§ **ASSIGNED TASK**:
Answer these questions using the biography of He Xingxiang below:
1. In which city was he born?
2. Which Bank of China branch did he lead from September 2004 until April 2008?
3. What prison sentence did he receive on 26 January 2024?

§ **TEXT SHOWN**:
-=-=-=-=-
Vice Governor of China Development Bank
- In office October 2014 – September 2021
- Governor: Ouyang Weimin [zh]

Personal details
- Born: November 1963 (age 62) Shaoxing, Zhejiang, China
- Party: Chinese Communist Party
- Alma mater: Zhejiang Financial College

Chinese name
- Simplified Chinese: 何兴祥
- Traditional Chinese: 何興祥

Standard Mandarin
- Hanyu Pinyin: Hé Xīngxiáng

= He Xingxiang =

Chinese economist and former vice-governor of China Development Bank

He Xingxiang (何兴祥; born November 1963) is a former Chinese banker who served as vice governor of China Development Bank from 2014 to 2021. As of September 2021 he was under investigation for bribery.

==Biography==
He was born in Shaoxing, Zhejiang, in 1963, and graduated from Zhejiang Bank School (now Zhejiang Financial College). He once served as governor of the Bank of China, Shangyu Branch and then the Bank of China, Jiaxing Branch in east China's Zhejiang province. In September 2004 he was promoted to become governor of the Bank of China, Hainan Branch, a position he held until April 2008, when he was transferred to north China's Shandong province as governor of the Bank of China, Shandong Branch. In October 2014 he was promoted again to become vice governor of the Agricultural Development Bank of China, and served until April 2020, while he was dispatched to China Development Bank as vice governor.

===Downfall===
On 10 September 2021, he has been placed under investigation for "serious violations of laws and regulations" by the Central Commission for Discipline Inspection (CCDI), the party's internal disciplinary body, and the National Supervisory Commission, the highest anti-corruption agency of China. Hu Huaibang, former chairman of the China Development Bank, was placed under investigation for alleged "serious violations of discipline and law" in July 2019.

On 26 January 2024, he was sentenced to 20 years in prison for committing the crimes of taking bribes, issuing financial bills in disregard of regulations, granting loans illegally and concealing overseas deposits. Prosecutors accused He of taking advantage of his different positions between 2006 and 2021 and to used his influence and authority to assist relevant entities and individuals with bank credit and employment for their children, illegally receiving money and valuables totaling over 66.36 million yuan in return. He was also issued a fine of 5.1 million yuan (about 717,560 U.S. dollars).
-=-=-=-=-
§ **STORED DATA**:
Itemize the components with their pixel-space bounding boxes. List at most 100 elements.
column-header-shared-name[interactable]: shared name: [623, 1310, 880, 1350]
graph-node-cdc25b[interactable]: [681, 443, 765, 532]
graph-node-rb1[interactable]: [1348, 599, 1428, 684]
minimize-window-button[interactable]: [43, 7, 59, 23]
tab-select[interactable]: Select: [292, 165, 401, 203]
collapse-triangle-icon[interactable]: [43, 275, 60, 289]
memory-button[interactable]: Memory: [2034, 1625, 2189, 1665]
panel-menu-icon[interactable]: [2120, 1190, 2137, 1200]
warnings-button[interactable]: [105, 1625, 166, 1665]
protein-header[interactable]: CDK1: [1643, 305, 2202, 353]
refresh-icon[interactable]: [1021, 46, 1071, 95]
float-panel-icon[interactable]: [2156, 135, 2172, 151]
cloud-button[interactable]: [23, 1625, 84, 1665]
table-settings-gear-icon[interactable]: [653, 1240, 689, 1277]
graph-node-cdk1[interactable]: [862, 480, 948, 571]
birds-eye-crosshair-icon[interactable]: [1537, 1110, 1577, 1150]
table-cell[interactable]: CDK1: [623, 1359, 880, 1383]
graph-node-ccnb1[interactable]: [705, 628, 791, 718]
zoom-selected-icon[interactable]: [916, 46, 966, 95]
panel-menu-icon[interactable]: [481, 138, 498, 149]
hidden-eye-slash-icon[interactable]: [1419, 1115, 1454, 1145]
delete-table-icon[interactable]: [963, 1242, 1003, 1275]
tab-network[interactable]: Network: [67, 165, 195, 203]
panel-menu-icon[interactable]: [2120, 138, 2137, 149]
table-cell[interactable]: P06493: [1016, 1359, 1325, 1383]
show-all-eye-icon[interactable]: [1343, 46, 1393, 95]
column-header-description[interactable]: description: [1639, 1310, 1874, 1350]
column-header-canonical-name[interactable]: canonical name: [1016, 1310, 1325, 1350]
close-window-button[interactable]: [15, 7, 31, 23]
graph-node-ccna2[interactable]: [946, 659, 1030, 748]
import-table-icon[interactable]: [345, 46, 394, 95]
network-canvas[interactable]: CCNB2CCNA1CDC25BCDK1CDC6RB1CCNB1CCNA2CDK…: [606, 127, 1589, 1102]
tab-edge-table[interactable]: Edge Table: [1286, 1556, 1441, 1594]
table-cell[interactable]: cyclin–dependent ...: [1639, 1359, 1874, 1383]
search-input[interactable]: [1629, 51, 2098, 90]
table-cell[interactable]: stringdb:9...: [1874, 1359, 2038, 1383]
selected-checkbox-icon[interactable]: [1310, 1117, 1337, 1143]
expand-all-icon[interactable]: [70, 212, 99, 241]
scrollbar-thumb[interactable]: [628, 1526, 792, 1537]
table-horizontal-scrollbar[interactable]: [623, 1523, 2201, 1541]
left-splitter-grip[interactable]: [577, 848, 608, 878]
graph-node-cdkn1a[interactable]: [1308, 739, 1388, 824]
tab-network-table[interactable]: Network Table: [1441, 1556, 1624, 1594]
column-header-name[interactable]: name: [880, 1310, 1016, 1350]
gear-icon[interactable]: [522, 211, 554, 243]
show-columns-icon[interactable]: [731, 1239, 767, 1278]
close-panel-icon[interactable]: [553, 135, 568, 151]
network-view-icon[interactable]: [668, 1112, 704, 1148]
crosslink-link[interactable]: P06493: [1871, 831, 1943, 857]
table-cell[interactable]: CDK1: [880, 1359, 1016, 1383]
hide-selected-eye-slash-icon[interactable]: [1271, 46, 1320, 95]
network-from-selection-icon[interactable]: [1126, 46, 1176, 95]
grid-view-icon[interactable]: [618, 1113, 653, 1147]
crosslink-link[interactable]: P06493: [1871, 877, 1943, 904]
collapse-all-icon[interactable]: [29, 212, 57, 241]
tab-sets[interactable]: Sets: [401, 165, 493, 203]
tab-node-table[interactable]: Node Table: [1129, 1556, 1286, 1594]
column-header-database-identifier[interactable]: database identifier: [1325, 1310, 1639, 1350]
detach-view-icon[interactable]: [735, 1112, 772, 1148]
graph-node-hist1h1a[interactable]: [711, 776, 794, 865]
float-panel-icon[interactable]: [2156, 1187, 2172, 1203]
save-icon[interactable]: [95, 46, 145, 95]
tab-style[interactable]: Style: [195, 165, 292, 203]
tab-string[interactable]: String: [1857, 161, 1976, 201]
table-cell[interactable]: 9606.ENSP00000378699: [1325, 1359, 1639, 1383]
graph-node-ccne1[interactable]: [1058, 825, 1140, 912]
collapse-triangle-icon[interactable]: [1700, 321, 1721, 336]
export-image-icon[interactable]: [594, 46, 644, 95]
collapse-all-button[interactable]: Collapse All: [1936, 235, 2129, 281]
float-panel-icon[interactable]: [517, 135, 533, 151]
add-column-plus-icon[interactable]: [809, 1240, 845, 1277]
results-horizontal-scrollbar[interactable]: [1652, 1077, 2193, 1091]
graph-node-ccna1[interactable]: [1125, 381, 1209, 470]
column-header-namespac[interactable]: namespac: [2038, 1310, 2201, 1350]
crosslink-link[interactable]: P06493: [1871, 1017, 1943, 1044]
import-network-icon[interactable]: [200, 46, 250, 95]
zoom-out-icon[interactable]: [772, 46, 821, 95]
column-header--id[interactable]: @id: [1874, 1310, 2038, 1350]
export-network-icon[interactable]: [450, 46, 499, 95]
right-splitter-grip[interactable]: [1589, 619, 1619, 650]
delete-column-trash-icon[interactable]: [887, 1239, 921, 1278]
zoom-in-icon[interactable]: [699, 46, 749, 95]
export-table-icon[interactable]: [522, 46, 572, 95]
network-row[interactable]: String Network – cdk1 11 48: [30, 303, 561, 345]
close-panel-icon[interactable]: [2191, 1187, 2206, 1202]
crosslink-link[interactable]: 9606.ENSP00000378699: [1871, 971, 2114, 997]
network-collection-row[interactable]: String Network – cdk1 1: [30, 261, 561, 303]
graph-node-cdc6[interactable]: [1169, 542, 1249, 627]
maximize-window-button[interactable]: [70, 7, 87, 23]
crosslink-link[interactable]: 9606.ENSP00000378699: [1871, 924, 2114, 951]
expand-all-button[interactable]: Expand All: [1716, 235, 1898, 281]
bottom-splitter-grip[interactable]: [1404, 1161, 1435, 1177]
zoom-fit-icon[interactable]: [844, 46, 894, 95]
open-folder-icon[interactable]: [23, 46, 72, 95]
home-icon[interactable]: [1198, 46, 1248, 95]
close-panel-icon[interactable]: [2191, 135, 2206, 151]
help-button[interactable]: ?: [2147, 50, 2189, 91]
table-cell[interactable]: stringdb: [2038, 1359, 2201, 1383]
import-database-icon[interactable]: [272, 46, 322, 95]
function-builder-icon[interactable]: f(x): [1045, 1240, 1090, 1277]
-=-=-=-=-
§ **SOLUTION BELOW**:
1. Shaoxing, Zhejiang
2. The Hainan Branch
3. 20 years in prison